• The request:
From the listing below, pull each line that includes "title".
━━━━━━━━━━━━━━━━━━━━
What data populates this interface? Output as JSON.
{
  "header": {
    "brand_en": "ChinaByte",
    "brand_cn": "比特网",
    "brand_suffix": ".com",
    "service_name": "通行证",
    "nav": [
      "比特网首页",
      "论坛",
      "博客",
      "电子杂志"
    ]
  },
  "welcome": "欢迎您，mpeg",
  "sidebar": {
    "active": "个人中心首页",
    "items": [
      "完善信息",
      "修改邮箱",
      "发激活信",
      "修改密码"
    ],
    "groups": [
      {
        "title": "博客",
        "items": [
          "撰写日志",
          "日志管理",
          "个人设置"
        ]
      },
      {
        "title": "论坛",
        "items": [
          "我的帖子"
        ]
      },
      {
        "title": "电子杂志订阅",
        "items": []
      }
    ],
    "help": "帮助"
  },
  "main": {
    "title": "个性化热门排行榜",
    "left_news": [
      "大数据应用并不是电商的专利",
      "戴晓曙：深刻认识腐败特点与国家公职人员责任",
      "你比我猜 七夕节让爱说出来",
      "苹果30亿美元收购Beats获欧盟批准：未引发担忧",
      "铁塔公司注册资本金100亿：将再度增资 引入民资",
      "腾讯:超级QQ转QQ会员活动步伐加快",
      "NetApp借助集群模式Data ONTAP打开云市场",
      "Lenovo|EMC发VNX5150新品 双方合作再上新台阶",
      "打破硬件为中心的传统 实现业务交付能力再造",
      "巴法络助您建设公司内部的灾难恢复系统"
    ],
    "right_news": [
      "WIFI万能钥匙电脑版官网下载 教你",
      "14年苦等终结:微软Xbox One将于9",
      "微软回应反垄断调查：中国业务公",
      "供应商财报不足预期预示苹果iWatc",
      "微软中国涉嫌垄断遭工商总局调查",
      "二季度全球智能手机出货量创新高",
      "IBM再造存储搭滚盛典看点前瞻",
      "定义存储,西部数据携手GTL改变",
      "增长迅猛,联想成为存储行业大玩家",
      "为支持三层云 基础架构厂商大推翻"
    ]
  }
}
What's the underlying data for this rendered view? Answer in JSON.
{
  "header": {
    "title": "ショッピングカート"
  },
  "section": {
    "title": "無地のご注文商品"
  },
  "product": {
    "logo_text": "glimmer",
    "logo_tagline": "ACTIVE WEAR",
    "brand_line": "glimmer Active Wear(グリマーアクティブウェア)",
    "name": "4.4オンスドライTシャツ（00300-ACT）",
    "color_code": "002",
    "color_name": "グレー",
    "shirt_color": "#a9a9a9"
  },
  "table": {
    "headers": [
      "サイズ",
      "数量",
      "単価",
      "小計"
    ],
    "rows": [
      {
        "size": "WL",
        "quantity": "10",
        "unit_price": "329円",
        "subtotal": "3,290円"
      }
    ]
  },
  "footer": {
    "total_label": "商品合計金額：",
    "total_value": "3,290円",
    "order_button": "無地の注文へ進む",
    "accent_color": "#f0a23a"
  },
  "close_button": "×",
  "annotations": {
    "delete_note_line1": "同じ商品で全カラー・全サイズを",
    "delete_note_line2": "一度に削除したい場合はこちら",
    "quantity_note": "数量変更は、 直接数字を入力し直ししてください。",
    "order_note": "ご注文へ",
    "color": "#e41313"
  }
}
━━━━━━━━━━━━━━━━━━━━
• Correct result:
        "title": "博客",
        "title": "论坛",
        "title": "电子杂志订阅",
    "title": "个性化热门排行榜",
    "title": "ショッピングカート"
    "title": "無地のご注文商品"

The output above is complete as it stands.